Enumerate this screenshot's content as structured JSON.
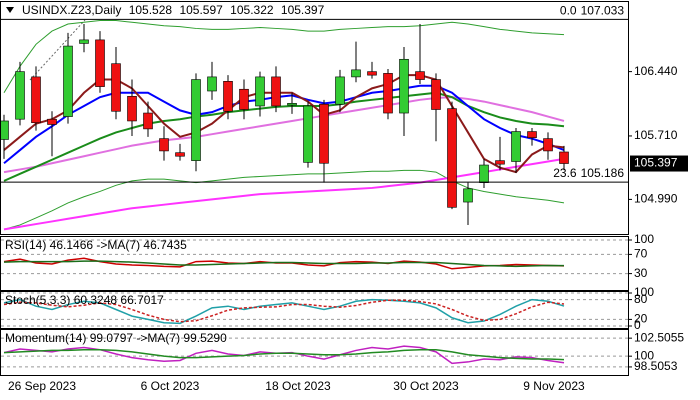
{
  "chart_data": [
    {
      "type": "candlestick",
      "title": "USINDX.Z23,Daily",
      "categories": [
        null,
        null,
        "26 Sep 2023",
        null,
        null,
        null,
        null,
        null,
        null,
        null,
        "6 Oct 2023",
        null,
        null,
        null,
        null,
        null,
        null,
        null,
        "18 Oct 2023",
        null,
        null,
        null,
        null,
        null,
        null,
        null,
        "30 Oct 2023",
        null,
        null,
        null,
        null,
        null,
        null,
        null,
        "9 Nov 2023",
        null
      ],
      "open": [
        105.67,
        105.9,
        106.38,
        105.9,
        105.93,
        106.76,
        106.8,
        106.53,
        106.16,
        105.97,
        105.68,
        105.52,
        105.43,
        106.22,
        106.33,
        106.24,
        106.05,
        106.38,
        106.06,
        105.41,
        106.07,
        106.07,
        106.38,
        106.44,
        106.42,
        105.97,
        106.44,
        106.35,
        106.02,
        104.96,
        105.18,
        105.43,
        105.42,
        105.76,
        105.68,
        105.528
      ],
      "high": [
        105.95,
        106.55,
        106.5,
        105.99,
        106.88,
        106.98,
        106.9,
        106.72,
        106.35,
        106.1,
        105.82,
        105.62,
        106.42,
        106.55,
        106.4,
        106.35,
        106.44,
        106.5,
        106.2,
        106.1,
        106.12,
        106.46,
        106.78,
        106.55,
        106.47,
        106.72,
        106.98,
        106.42,
        106.1,
        105.18,
        105.45,
        105.7,
        105.8,
        105.8,
        105.75,
        105.597
      ],
      "low": [
        105.45,
        105.83,
        105.77,
        105.48,
        105.85,
        106.66,
        106.2,
        105.9,
        105.71,
        105.7,
        105.43,
        105.43,
        105.31,
        106.12,
        105.9,
        105.9,
        105.93,
        105.98,
        105.96,
        105.35,
        105.18,
        105.98,
        106.32,
        106.36,
        105.9,
        105.71,
        106.3,
        105.65,
        104.88,
        104.7,
        105.12,
        105.32,
        105.29,
        105.6,
        105.44,
        105.322
      ],
      "close": [
        105.88,
        106.44,
        105.86,
        105.84,
        106.73,
        106.8,
        106.27,
        105.99,
        105.88,
        105.79,
        105.54,
        105.48,
        106.35,
        106.38,
        105.99,
        106.01,
        106.38,
        106.05,
        106.08,
        106.05,
        105.4,
        106.38,
        106.46,
        106.4,
        105.97,
        106.58,
        106.35,
        106.01,
        104.9,
        105.11,
        105.38,
        105.39,
        105.76,
        105.69,
        105.54,
        105.397
      ],
      "up_color": "#33cc33",
      "down_color": "#ee1111",
      "overlays": [
        {
          "color": "#2e9e2e",
          "width": 1,
          "values": [
            106.2,
            106.5,
            106.75,
            106.9,
            106.98,
            107.0,
            107.02,
            107.02,
            107.0,
            106.98,
            106.96,
            106.95,
            106.93,
            106.92,
            106.92,
            106.93,
            106.94,
            106.93,
            106.92,
            106.9,
            106.9,
            106.92,
            106.93,
            106.94,
            106.95,
            106.95,
            106.96,
            106.98,
            107.0,
            106.98,
            106.95,
            106.92,
            106.9,
            106.88,
            106.87,
            106.86
          ]
        },
        {
          "color": "#2e9e2e",
          "width": 1,
          "values": [
            104.65,
            104.7,
            104.78,
            104.86,
            104.95,
            105.02,
            105.08,
            105.15,
            105.2,
            105.22,
            105.22,
            105.2,
            105.18,
            105.2,
            105.22,
            105.24,
            105.25,
            105.26,
            105.27,
            105.28,
            105.28,
            105.29,
            105.3,
            105.31,
            105.31,
            105.32,
            105.32,
            105.3,
            105.2,
            105.12,
            105.08,
            105.05,
            105.02,
            105.0,
            104.98,
            104.95
          ]
        },
        {
          "color": "#ff33ff",
          "width": 2,
          "values": [
            104.65,
            104.68,
            104.71,
            104.74,
            104.77,
            104.8,
            104.83,
            104.86,
            104.89,
            104.91,
            104.93,
            104.95,
            104.97,
            104.99,
            105.01,
            105.03,
            105.05,
            105.06,
            105.07,
            105.08,
            105.09,
            105.1,
            105.11,
            105.12,
            105.14,
            105.16,
            105.18,
            105.21,
            105.24,
            105.27,
            105.3,
            105.33,
            105.36,
            105.39,
            105.42,
            105.45
          ]
        },
        {
          "color": "#e070e0",
          "width": 2,
          "values": [
            105.3,
            105.33,
            105.36,
            105.4,
            105.44,
            105.48,
            105.52,
            105.56,
            105.6,
            105.63,
            105.66,
            105.68,
            105.7,
            105.73,
            105.76,
            105.79,
            105.82,
            105.85,
            105.88,
            105.91,
            105.94,
            105.97,
            106.0,
            106.03,
            106.06,
            106.09,
            106.12,
            106.14,
            106.15,
            106.13,
            106.1,
            106.06,
            106.02,
            105.98,
            105.93,
            105.88
          ]
        },
        {
          "color": "#1a8c1a",
          "width": 2,
          "values": [
            105.2,
            105.28,
            105.36,
            105.44,
            105.52,
            105.6,
            105.68,
            105.75,
            105.8,
            105.85,
            105.88,
            105.9,
            105.93,
            105.95,
            105.98,
            106.0,
            106.02,
            106.04,
            106.05,
            106.05,
            106.05,
            106.07,
            106.1,
            106.12,
            106.14,
            106.16,
            106.18,
            106.2,
            106.15,
            106.05,
            105.98,
            105.92,
            105.88,
            105.85,
            105.84,
            105.82
          ]
        },
        {
          "color": "#0000ff",
          "width": 2,
          "values": [
            105.4,
            105.55,
            105.7,
            105.82,
            105.95,
            106.05,
            106.15,
            106.2,
            106.2,
            106.2,
            106.1,
            106.0,
            105.95,
            105.98,
            106.05,
            106.1,
            106.12,
            106.15,
            106.17,
            106.12,
            106.08,
            106.1,
            106.15,
            106.2,
            106.22,
            106.25,
            106.28,
            106.28,
            106.2,
            106.05,
            105.9,
            105.8,
            105.72,
            105.68,
            105.62,
            105.55
          ]
        },
        {
          "color": "#8b1a1a",
          "width": 2,
          "values": [
            105.55,
            105.7,
            105.85,
            105.9,
            106.0,
            106.2,
            106.35,
            106.35,
            106.25,
            106.05,
            105.85,
            105.7,
            105.75,
            105.85,
            106.0,
            106.15,
            106.2,
            106.2,
            106.2,
            106.1,
            105.95,
            106.0,
            106.15,
            106.25,
            106.3,
            106.4,
            106.4,
            106.35,
            106.05,
            105.75,
            105.45,
            105.35,
            105.3,
            105.5,
            105.6,
            105.58
          ]
        }
      ],
      "fib": [
        {
          "level": "0.0",
          "price": 107.033
        },
        {
          "level": "23.6",
          "price": 105.186
        }
      ],
      "ylim": [
        104.62,
        107.23
      ],
      "yticks": [
        {
          "value": 104.99,
          "label": "104.990"
        },
        {
          "value": 105.71,
          "label": "105.710"
        },
        {
          "value": 106.44,
          "label": "106.440"
        }
      ]
    },
    {
      "type": "line",
      "label": "RSI(14) 46.1466 ->MA(7) 46.7435",
      "series": [
        {
          "color": "#cc0000",
          "values": [
            55,
            60,
            52,
            50,
            58,
            62,
            55,
            50,
            48,
            47,
            45,
            44,
            55,
            56,
            52,
            51,
            55,
            52,
            52,
            48,
            46,
            53,
            55,
            54,
            51,
            56,
            54,
            50,
            40,
            43,
            46,
            47,
            49,
            48,
            47,
            46.1466
          ]
        },
        {
          "color": "#1a6e1a",
          "values": [
            54,
            55,
            55,
            55,
            55,
            56,
            56,
            55,
            54,
            52,
            50,
            48,
            48,
            49,
            50,
            51,
            52,
            53,
            53,
            52,
            51,
            51,
            51,
            52,
            52,
            53,
            53,
            53,
            51,
            49,
            47,
            46,
            45,
            46,
            47,
            46.7435
          ]
        }
      ],
      "ylim": [
        0,
        100
      ],
      "yticks": [
        30,
        70,
        100
      ]
    },
    {
      "type": "line",
      "label": "Stoch(5,3,3) 60.3248 66.7017",
      "series": [
        {
          "color": "#20a0a8",
          "values": [
            70,
            80,
            60,
            50,
            65,
            75,
            70,
            50,
            30,
            20,
            10,
            8,
            30,
            55,
            60,
            50,
            60,
            65,
            70,
            60,
            50,
            60,
            75,
            80,
            78,
            75,
            70,
            55,
            25,
            10,
            15,
            35,
            60,
            80,
            75,
            60.3248
          ]
        },
        {
          "color": "#cc2222",
          "dashed": true,
          "values": [
            65,
            72,
            70,
            63,
            58,
            63,
            70,
            65,
            50,
            33,
            20,
            13,
            16,
            31,
            48,
            55,
            57,
            58,
            65,
            65,
            60,
            57,
            62,
            72,
            78,
            78,
            74,
            67,
            50,
            30,
            17,
            20,
            37,
            58,
            72,
            66.7017
          ]
        }
      ],
      "ylim": [
        0,
        100
      ],
      "yticks": [
        0,
        20,
        80,
        100
      ]
    },
    {
      "type": "line",
      "label": "Momentum(14) 99.0797 ->MA(7) 99.5290",
      "series": [
        {
          "color": "#c020c0",
          "values": [
            100.5,
            101,
            100.8,
            100.6,
            101,
            101.2,
            100.9,
            100.3,
            99.8,
            99.5,
            99.3,
            99.4,
            100.4,
            100.8,
            100.3,
            100.1,
            100.6,
            100.4,
            100.5,
            100.0,
            99.6,
            100.2,
            100.8,
            101.2,
            101.0,
            101.4,
            101.2,
            100.6,
            99.0,
            99.2,
            99.6,
            99.5,
            99.9,
            99.8,
            99.4,
            99.0797
          ]
        },
        {
          "color": "#228b22",
          "values": [
            100.5,
            100.6,
            100.7,
            100.8,
            100.8,
            100.9,
            100.9,
            100.8,
            100.6,
            100.3,
            100.0,
            99.8,
            99.8,
            99.9,
            100.0,
            100.1,
            100.3,
            100.4,
            100.4,
            100.3,
            100.2,
            100.2,
            100.3,
            100.5,
            100.6,
            100.8,
            100.9,
            100.9,
            100.6,
            100.2,
            100.0,
            99.8,
            99.7,
            99.6,
            99.6,
            99.529
          ]
        }
      ],
      "ylim": [
        97.8,
        103.5
      ],
      "yticks": [
        98.5053,
        100,
        102.5055
      ]
    }
  ]
}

- - - - -

Directions for this task: Look through the entries above for the word "label". Copy every line where it shows up.

Completed task:
          "label": "104.990"
          "label": "105.710"
          "label": "106.440"
      "label": "RSI(14) 46.1466 ->MA(7) 46.7435",
      "label": "Stoch(5,3,3) 60.3248 66.7017",
      "label": "Momentum(14) 99.0797 ->MA(7) 99.5290",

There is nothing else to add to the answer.